**SELECTED TEXT**
* BEGIN *

On August 30, 2021, the Securities and Exchange Commission announced the filing of three settled actions against entities that were either registered investment advisers and/or broker dealers, based on deficient cybersecurity procedures.

The SEC’s August 30 announcement follows at least two other cyber-focused actions the SEC brought earlier this summer, which it filed against securities issuers.[1] Together these actions demonstrate the Commission’s continued focus, across the spectrum of regulated entities, on procedures for responding to cyber incidents in a timely and efficient manner and on the accuracy of disclosures regarding any such incidents.

Background

The three cases filed on August 30 involved eight financial firms grouped into three families of entities, identified by the Commission as the “Cetera” entities, the “Cambridge” entities, and KMS Financial Services Inc.

 

In each of the actions, the SEC found that unauthorized individuals had gained access to cloud-based email accounts maintained by the firms, resulting in the exposure of personal identifying information for more than ten thousand clients and customers.

 

The Commission found that, in each case, the entities failed to comply with the SEC’s Safeguards Rule, Regulation S-P, which requires registered broker dealers, investment companies, and investment advisers to “adopt written policies and procedures that address administrative, technical, and physical safeguards for the protection of customer records and information.”   According to the Commission, the firms failed to meet their obligations to their customers and clients to protect this information, either by partially or unsuccessfully implementing cybersecurity protocols, or by failing to adopt appropriate network safety policies altogether.

 

In addition, the Commission also found that the Cetera entities violated Section 206(4) of the Investment Advisers’ Act and Rule 206(4)-7 promulgated thereunder, both of which concern compliance policies and procedures, by making misleading breach notifications to their clients. In particular, the breach notifications, which were apparently based on a form letter, inaccurately represented the breach had occurred “recently” or only “two months” prior, when, in fact, the breach had occurred six months ago.

 

Takeaways

  • These actions show that, despite the absence of cyber-specific regulations, the SEC will continue to use broad, general regulations concerning procedures, controls, and policies to require timely responses to cyber incidents and accurate disclosures to customers and clients concerning material incidents. At the same time, it bears noting that none of the actions filed August 30, or the two actions settled earlier this summer, involved a finding of any scienter-based violation of the securities laws.

     

  • In the August 30 actions, the SEC placed particular emphasis on the entities’ failure to use, or timely implement, multi-factor authentication (“MFA”) for cloud-based email accounts. Particularly as the remote work environment continues, regulated entities would be well-served to consider using MFA, to the extent they do not already, particularly for cloud accounts that have access to clients’ personal identifying information.

* END *

**DATA RECORDS**
* BEGIN *

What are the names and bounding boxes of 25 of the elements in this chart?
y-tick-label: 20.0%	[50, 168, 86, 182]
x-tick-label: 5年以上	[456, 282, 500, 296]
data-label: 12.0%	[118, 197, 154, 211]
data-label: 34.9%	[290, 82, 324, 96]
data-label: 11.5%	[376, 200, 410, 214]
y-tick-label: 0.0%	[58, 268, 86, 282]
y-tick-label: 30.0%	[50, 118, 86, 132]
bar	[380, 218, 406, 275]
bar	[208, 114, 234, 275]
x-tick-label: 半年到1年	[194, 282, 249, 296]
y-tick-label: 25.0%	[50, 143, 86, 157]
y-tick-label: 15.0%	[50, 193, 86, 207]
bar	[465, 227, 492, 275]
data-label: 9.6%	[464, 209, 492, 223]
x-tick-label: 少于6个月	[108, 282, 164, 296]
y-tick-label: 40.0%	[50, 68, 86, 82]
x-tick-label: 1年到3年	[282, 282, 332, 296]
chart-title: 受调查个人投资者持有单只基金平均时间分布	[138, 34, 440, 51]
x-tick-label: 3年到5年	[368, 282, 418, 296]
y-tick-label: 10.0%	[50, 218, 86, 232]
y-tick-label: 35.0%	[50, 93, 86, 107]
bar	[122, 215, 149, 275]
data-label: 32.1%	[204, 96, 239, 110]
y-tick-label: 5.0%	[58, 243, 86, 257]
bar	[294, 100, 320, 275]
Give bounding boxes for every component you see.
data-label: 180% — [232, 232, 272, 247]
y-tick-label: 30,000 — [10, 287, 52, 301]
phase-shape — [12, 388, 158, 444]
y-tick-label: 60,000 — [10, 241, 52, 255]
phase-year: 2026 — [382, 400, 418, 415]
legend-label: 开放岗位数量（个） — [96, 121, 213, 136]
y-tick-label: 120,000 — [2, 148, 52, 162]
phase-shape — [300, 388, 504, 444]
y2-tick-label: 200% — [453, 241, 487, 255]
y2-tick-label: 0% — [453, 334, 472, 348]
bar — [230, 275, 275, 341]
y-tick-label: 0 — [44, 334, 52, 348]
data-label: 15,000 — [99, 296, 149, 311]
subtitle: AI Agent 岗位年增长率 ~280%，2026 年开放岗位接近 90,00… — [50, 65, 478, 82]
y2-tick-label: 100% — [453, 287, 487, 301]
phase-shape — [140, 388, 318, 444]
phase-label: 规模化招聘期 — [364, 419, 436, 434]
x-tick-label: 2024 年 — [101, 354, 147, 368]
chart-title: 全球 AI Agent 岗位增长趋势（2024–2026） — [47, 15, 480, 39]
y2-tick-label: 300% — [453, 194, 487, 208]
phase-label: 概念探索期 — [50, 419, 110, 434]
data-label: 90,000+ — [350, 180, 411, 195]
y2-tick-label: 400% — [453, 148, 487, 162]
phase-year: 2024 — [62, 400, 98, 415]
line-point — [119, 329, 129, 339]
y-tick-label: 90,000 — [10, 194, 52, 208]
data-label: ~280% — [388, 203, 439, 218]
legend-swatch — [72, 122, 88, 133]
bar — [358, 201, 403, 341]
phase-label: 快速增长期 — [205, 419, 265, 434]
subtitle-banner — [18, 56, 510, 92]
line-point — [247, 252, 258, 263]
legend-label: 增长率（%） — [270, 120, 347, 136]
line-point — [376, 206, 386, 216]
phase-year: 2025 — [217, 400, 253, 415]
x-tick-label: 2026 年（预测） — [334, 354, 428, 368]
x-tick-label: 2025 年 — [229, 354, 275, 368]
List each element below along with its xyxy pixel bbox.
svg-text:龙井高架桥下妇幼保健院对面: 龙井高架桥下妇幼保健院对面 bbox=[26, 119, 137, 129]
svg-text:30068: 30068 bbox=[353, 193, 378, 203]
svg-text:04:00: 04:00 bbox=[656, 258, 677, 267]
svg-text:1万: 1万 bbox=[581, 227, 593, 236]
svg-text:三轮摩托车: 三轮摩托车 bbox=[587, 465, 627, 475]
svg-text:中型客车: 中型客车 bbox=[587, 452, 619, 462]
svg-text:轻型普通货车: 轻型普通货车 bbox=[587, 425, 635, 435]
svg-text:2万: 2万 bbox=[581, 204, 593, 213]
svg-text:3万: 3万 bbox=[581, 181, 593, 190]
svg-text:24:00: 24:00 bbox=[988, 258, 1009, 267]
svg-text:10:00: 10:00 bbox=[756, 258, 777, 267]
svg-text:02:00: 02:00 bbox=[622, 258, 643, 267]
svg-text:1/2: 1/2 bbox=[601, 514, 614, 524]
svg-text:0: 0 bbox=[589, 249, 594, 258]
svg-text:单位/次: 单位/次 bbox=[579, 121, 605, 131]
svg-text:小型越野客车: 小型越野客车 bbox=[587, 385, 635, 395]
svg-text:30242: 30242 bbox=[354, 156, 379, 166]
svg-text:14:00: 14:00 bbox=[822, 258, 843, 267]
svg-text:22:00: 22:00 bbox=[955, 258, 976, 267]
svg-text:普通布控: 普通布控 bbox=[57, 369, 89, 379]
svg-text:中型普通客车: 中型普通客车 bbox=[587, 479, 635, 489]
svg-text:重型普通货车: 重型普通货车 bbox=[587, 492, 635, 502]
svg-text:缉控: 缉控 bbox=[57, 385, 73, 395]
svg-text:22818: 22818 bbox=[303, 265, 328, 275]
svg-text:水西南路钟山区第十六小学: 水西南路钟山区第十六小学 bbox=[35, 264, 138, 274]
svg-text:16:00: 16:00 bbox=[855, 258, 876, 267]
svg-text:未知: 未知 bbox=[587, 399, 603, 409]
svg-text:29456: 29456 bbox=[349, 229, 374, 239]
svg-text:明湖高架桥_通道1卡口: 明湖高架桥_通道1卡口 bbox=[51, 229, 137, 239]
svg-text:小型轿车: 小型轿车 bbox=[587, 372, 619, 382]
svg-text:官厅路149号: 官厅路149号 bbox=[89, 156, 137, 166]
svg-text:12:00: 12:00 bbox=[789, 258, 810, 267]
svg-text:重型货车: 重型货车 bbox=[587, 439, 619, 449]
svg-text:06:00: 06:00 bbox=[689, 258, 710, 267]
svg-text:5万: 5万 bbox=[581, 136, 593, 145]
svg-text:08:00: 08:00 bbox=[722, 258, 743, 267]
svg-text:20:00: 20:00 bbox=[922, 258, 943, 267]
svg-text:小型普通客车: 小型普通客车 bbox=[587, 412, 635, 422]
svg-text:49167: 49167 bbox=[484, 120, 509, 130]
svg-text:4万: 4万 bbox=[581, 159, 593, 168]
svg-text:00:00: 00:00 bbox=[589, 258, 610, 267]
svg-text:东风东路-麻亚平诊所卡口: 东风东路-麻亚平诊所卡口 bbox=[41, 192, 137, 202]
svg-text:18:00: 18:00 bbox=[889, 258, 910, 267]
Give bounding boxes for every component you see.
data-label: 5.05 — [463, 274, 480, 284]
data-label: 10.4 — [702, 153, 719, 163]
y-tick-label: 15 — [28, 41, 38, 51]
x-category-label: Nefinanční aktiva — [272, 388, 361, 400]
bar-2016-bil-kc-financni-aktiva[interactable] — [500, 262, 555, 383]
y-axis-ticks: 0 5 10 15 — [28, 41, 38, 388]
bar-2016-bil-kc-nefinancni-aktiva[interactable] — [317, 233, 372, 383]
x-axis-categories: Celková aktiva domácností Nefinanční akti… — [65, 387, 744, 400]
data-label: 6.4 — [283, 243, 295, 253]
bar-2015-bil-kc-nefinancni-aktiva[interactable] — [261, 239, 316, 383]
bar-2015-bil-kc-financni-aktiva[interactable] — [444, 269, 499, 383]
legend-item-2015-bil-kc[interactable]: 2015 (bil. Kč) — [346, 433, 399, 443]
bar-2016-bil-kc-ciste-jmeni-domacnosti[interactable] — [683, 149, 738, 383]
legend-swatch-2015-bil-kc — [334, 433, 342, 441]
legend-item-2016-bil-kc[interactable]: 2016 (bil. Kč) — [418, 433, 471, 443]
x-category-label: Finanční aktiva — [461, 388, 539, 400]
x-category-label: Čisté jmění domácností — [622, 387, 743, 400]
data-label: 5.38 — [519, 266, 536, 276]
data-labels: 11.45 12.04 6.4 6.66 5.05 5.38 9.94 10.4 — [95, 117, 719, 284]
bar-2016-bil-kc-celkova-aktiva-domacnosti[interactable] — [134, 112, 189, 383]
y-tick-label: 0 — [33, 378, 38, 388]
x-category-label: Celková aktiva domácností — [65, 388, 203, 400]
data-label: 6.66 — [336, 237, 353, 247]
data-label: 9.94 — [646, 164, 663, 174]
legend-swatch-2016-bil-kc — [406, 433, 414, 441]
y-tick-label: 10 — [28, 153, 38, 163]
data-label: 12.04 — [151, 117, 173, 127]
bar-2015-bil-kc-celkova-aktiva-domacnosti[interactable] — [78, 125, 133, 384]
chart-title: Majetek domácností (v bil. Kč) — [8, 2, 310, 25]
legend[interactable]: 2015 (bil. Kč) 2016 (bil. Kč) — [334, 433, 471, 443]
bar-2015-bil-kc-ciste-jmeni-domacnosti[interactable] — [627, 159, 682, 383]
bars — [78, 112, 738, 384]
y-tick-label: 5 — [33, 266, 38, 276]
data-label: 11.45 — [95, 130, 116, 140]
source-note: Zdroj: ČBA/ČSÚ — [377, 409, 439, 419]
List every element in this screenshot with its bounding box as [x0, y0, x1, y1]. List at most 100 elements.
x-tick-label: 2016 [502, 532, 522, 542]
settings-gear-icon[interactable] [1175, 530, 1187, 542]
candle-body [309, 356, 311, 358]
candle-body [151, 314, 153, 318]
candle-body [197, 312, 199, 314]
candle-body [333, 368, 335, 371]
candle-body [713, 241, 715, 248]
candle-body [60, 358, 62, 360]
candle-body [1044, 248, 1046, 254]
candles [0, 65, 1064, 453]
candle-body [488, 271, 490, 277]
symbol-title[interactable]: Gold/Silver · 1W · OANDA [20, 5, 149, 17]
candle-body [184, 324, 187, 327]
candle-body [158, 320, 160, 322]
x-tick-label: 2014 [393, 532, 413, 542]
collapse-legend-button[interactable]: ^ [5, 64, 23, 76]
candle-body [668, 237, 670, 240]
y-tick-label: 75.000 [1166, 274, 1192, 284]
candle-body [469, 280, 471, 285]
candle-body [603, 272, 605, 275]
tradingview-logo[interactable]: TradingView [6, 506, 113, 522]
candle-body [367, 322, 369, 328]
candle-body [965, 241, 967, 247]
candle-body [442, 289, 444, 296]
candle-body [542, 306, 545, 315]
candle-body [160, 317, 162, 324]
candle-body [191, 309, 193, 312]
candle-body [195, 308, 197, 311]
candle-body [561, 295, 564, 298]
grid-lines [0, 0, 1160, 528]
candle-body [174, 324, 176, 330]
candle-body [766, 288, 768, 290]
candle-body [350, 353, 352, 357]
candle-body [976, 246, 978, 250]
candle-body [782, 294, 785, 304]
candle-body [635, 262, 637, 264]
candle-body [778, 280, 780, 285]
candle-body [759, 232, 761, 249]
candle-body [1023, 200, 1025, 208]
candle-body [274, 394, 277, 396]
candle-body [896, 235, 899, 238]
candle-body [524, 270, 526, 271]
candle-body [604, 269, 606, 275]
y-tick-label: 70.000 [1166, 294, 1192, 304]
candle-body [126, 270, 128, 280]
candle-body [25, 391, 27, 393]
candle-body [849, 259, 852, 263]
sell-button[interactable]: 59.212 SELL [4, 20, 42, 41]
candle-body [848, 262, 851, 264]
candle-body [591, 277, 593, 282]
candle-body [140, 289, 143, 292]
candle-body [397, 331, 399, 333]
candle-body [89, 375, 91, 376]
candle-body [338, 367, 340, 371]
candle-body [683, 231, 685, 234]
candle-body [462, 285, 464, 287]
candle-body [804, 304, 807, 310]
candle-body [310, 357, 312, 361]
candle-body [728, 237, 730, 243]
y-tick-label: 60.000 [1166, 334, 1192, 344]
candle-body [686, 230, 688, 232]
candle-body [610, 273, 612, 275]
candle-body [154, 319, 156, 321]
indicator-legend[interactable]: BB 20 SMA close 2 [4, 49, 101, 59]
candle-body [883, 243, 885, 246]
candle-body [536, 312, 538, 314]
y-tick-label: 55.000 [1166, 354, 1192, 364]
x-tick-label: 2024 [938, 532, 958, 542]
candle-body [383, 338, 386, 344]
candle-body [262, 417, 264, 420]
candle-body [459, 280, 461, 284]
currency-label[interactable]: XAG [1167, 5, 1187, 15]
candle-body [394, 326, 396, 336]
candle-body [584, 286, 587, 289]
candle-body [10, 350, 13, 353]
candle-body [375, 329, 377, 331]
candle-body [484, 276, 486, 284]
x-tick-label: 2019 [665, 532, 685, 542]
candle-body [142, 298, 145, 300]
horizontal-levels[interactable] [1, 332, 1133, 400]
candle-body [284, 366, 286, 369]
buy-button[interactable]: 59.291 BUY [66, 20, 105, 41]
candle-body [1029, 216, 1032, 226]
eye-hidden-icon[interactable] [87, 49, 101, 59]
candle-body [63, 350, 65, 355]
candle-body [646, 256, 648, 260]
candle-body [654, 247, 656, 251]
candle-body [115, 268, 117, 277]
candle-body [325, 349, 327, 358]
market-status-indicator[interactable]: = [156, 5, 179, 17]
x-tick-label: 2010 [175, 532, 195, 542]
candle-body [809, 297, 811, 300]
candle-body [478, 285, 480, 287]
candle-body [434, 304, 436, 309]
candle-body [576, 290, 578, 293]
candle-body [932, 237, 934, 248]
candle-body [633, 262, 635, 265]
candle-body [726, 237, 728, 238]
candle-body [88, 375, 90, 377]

* END *

**TASKS**
[1] According to the article on the SEC cybersecurity actions, how long before the notifications had the breach at the Cetera entities actually occurred?
[2] Reproduce the part of the article on the SEC cybersecurity actions starting at "In addition, the" and ending at "six months ago.", substituting "template" for "form letter".
[3] Pick up the article on the SEC cybersecurity actions after its last sentence and carry it forward.

**TASK-BY-TASK ANSWERS**
[1] The breach had actually occurred six months before.

[2]
In addition, the Commission also found that the Cetera entities violated Section 206(4) of the Investment Advisers’ Act and Rule 206(4)-7 promulgated thereunder, both of which concern compliance policies and procedures, by making misleading breach notifications to their clients. In particular, the breach notifications, which were apparently based on a template, inaccurately represented the breach had occurred “recently” or only “two months” prior, when, in fact, the breach had occurred six months ago.

[3]
  • The August 30 actions further highlight that an organization must have, and follow, effective communication procedures for addressing and remediating cyber vulnerabilities once discovered. The KMS order notes, for example, that, “after the email account takeovers were discovered, KMS had the affected financial advisers’ email passwords reset, forwarding rules removed, and MFA enabled. However, these security measures were not fully implemented firm-wide until August 2020, which was approximately 21 months after discovery of the first breach, in which approximately 2,700 emails of one KMS financial adviser were exposed for a period of 26 days during which unauthorized third parties forwarded the financial adviser’s emails to an email address outside of the firm.”

     

  • Further, as noted above, the SEC’s order found that Cetera sent breach notifications to the firms’ clients that included misleading language that the notifications were issued much sooner than they actually were after the discovery of the incidents. This finding reinforces the long-standing principle under the securities laws that, once an entity chooses to speak on an issue, even absent an affirmative duty to disclose, its statements must be complete, accurate, and not misleading.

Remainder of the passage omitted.